__Description of the task__:
Keep only the lines of the data below that contain "color", and copy them.

__Data supplied__:
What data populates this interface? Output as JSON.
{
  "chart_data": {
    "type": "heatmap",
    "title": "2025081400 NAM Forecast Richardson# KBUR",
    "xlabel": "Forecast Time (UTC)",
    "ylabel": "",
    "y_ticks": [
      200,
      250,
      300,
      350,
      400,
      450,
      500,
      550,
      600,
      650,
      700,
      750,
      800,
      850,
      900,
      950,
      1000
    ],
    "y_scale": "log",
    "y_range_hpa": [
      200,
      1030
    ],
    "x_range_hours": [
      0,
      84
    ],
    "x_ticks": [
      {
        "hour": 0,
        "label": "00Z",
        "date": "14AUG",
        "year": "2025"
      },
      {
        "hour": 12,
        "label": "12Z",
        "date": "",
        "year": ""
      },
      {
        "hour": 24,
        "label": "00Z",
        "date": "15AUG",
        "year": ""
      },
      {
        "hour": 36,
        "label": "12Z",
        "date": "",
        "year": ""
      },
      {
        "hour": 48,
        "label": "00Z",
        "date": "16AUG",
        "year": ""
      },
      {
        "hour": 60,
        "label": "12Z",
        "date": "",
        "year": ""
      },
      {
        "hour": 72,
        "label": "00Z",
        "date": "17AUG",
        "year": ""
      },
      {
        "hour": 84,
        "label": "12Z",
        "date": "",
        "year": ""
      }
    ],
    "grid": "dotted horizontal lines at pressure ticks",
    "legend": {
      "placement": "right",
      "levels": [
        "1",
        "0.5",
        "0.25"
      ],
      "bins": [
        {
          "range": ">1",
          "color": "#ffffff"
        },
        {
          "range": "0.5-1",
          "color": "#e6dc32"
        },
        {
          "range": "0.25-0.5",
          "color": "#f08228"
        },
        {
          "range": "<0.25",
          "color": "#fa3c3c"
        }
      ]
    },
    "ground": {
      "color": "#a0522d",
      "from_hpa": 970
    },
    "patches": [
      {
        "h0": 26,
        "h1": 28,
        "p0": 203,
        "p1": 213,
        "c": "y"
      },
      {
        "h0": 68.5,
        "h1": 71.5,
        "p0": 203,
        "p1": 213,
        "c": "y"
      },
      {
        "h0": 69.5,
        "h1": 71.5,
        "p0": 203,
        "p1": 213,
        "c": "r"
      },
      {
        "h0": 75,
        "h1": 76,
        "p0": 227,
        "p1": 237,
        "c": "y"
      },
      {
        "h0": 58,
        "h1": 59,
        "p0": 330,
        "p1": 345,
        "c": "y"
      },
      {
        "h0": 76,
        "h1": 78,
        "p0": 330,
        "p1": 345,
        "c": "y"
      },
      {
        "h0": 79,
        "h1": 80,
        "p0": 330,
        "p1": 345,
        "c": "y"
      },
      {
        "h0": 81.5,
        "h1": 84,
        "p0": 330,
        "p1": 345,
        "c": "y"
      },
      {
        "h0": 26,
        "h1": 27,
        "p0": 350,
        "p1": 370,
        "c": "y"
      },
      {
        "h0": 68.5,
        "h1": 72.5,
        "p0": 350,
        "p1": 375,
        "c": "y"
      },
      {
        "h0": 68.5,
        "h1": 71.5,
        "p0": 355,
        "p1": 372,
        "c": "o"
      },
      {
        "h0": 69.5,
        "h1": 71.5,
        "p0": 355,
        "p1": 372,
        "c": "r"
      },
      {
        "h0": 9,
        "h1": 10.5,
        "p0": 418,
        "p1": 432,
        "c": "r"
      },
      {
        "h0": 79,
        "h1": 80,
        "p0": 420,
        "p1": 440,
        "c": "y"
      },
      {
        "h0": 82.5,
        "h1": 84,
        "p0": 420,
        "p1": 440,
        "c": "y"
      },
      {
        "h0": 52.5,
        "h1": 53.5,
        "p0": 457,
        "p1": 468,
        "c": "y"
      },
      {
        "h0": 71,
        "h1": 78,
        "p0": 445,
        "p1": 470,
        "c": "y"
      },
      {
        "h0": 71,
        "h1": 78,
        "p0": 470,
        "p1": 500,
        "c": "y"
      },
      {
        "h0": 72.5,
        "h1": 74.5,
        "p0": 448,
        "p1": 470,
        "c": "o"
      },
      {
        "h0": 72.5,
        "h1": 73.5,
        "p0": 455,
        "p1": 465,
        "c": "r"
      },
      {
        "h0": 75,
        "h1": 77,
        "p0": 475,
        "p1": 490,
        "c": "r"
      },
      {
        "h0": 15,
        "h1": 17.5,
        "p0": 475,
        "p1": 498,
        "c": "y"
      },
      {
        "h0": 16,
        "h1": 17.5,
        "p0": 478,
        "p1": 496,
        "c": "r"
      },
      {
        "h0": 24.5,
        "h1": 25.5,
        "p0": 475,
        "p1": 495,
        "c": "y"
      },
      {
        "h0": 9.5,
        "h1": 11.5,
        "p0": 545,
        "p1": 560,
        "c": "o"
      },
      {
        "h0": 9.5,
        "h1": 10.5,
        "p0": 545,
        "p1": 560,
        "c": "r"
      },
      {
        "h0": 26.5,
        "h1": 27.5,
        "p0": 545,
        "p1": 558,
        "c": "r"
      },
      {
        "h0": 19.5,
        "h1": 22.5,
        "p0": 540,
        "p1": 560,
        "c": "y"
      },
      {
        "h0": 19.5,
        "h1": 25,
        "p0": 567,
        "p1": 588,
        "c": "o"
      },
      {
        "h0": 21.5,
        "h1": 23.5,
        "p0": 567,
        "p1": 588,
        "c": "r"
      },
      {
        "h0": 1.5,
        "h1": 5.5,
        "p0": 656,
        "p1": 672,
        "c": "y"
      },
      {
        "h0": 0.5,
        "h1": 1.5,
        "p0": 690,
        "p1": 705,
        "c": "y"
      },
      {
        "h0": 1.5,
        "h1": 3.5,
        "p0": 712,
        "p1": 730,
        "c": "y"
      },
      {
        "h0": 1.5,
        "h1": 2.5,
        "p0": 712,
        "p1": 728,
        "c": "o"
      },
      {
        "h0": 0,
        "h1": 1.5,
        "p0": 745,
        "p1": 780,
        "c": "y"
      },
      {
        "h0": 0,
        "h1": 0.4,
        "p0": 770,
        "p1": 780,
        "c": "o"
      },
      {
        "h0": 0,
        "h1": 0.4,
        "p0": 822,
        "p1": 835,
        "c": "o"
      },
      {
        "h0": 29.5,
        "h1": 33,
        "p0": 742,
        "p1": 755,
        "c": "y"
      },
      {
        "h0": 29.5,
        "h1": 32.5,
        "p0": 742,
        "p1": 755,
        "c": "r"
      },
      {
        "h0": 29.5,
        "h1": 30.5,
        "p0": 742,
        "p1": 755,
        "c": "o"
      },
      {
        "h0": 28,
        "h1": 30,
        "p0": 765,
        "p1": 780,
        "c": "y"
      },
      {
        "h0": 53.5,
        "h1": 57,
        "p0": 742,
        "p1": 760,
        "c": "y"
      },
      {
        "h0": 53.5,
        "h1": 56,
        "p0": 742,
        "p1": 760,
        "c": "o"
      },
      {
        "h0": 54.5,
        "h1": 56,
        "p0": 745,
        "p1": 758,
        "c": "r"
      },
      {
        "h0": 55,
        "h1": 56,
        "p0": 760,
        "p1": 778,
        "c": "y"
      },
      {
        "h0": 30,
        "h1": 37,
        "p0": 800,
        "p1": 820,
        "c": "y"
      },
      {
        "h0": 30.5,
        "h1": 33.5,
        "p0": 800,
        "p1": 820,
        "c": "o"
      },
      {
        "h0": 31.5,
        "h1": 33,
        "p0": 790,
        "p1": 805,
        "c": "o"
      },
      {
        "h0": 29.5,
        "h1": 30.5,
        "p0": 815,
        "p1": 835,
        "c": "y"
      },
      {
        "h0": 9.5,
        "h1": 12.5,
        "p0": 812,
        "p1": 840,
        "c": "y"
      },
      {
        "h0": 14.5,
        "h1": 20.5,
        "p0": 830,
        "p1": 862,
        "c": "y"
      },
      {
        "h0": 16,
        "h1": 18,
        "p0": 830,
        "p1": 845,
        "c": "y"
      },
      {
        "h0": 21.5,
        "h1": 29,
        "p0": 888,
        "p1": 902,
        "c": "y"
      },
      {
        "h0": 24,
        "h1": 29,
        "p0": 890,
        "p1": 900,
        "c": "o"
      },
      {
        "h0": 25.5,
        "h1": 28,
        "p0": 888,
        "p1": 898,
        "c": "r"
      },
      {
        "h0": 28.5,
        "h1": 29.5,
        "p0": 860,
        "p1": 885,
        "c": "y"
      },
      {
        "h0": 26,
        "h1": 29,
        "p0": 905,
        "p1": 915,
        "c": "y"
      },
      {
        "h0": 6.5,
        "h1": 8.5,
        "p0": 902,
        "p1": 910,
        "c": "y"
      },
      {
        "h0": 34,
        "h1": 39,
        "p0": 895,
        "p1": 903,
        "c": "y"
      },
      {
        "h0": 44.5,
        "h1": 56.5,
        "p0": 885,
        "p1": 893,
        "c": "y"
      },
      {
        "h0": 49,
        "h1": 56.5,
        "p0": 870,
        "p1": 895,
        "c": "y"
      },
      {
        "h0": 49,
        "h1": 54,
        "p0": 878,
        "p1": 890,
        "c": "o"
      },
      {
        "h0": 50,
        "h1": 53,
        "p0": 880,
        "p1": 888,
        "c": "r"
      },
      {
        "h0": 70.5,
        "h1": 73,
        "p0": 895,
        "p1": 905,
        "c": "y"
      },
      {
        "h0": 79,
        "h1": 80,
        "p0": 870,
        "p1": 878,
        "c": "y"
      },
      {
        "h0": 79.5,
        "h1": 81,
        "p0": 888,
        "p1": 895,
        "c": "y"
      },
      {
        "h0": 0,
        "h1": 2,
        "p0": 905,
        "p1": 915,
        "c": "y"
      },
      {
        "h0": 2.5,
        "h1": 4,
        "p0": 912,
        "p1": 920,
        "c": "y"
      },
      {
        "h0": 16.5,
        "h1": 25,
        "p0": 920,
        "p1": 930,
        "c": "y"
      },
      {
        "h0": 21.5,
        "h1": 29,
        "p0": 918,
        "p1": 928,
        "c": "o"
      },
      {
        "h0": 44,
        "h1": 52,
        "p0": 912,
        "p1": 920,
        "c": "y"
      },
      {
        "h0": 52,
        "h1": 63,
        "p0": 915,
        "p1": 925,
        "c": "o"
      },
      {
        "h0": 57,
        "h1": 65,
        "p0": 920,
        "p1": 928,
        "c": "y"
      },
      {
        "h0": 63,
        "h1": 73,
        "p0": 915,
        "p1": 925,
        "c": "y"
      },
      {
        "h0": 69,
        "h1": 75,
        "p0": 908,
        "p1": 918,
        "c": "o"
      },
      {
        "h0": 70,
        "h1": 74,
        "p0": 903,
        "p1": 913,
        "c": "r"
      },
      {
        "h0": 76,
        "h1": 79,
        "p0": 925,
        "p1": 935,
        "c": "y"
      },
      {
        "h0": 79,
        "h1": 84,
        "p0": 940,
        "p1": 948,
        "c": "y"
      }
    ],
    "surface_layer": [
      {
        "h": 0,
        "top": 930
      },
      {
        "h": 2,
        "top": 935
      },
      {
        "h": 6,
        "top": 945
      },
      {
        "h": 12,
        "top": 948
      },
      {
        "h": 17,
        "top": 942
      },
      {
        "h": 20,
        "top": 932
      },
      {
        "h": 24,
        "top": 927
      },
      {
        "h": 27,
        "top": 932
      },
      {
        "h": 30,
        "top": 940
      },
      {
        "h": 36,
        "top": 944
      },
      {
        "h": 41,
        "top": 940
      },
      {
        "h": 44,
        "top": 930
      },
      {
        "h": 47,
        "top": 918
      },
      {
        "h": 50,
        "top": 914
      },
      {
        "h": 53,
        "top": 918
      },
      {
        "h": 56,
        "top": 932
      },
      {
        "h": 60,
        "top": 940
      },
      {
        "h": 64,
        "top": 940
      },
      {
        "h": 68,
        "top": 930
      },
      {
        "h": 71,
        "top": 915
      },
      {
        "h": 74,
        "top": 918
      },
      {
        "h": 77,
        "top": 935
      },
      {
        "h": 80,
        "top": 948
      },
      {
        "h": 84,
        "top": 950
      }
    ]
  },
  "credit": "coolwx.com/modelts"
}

__Task response__:
          "color": "#ffffff"
          "color": "#e6dc32"
          "color": "#f08228"
          "color": "#fa3c3c"
      "color": "#a0522d",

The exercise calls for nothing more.